-------- RECORD SET --------

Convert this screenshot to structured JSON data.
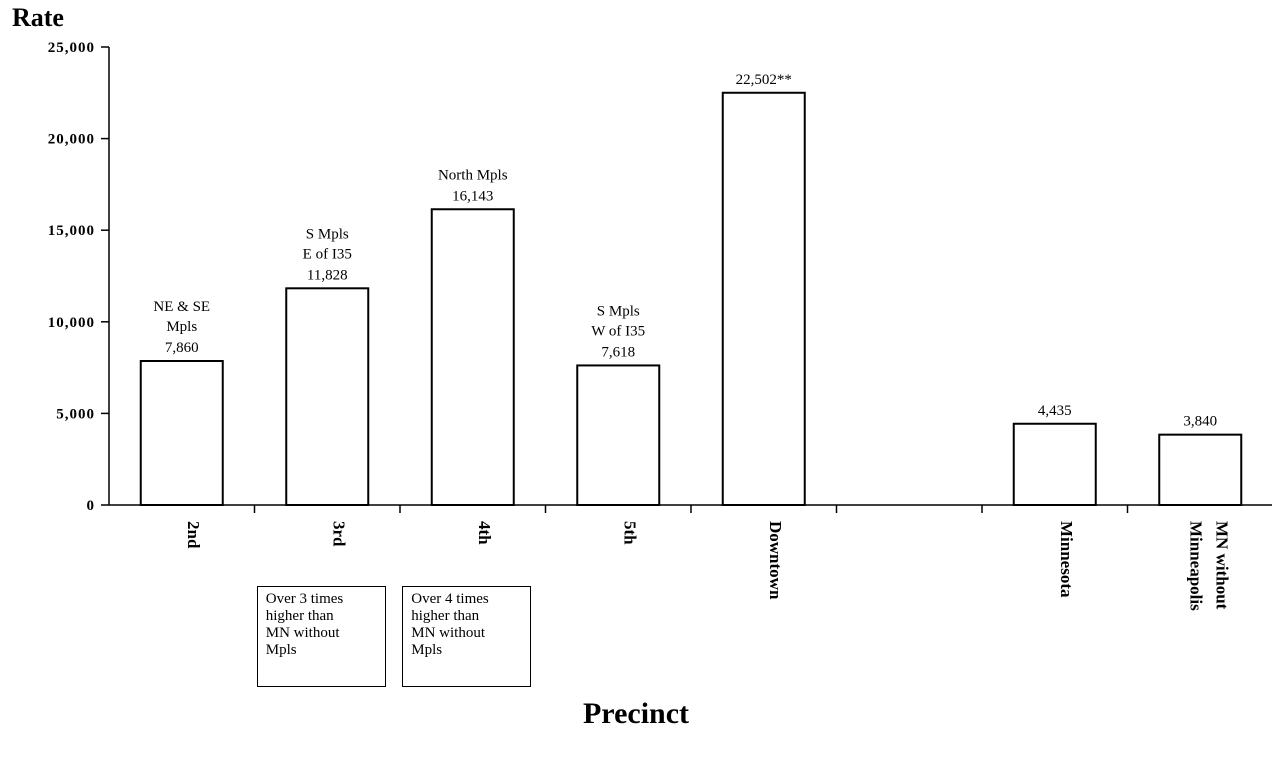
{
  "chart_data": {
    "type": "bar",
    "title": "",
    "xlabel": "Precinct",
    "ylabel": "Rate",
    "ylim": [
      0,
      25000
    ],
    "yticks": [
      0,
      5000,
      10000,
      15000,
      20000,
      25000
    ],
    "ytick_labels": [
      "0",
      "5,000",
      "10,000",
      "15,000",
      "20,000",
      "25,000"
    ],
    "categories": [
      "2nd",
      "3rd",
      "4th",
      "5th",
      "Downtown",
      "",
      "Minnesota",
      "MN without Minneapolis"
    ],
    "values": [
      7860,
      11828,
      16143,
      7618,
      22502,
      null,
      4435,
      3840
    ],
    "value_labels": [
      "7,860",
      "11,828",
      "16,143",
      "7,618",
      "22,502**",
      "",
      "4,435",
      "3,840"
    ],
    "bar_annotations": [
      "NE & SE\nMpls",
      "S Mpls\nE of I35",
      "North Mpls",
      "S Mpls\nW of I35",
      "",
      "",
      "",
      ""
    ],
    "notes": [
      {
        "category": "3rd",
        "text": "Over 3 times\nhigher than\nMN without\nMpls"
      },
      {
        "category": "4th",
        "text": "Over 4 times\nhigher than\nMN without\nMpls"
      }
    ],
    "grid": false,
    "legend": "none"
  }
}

--------
-------- RECORD SET --------

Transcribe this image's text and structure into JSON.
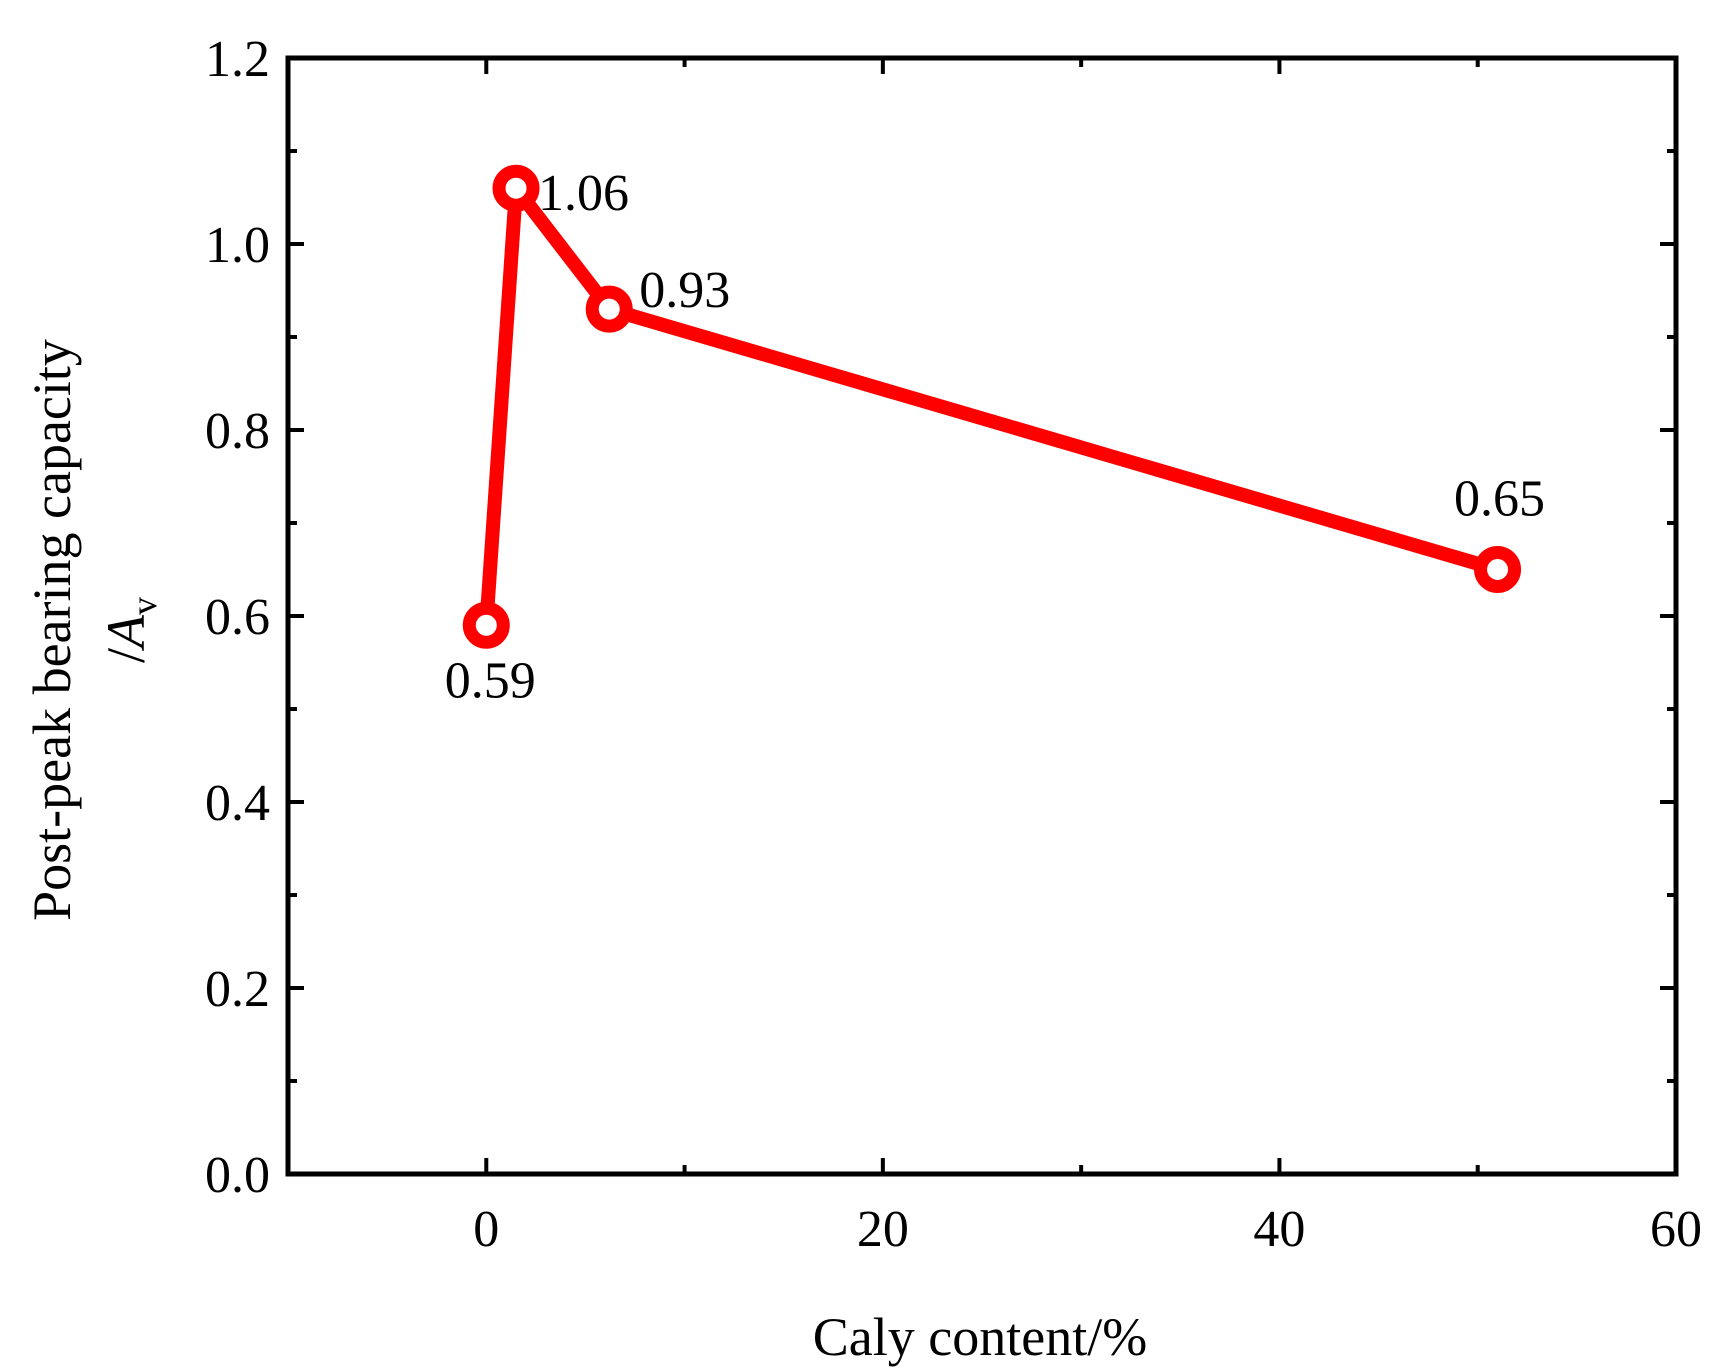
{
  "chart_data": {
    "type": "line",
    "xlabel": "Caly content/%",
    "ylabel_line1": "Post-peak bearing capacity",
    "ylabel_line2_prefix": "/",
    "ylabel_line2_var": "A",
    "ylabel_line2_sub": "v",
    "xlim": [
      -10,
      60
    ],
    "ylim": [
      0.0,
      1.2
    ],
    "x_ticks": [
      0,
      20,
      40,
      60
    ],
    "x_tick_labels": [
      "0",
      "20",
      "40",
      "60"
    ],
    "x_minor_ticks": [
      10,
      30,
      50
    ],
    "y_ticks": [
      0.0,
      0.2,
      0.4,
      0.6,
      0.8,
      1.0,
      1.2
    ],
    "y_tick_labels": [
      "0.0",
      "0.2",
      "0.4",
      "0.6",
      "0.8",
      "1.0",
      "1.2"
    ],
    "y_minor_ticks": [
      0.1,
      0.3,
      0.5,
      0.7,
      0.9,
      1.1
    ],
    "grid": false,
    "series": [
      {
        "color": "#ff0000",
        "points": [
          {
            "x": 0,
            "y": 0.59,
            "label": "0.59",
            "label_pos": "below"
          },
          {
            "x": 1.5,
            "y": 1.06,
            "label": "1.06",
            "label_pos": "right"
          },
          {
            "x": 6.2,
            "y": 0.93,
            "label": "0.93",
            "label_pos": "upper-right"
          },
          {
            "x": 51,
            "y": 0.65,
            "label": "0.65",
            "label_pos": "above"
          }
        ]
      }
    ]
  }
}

--------

TO DO - Show all lines in the entries above where the word "text" appears.

SOLUTION FOR THIS TASK -
        "text": "Over 3 times\nhigher than\nMN without\nMpls"
        "text": "Over 4 times\nhigher than\nMN without\nMpls"
Transcribe this image's text and structure into JSON.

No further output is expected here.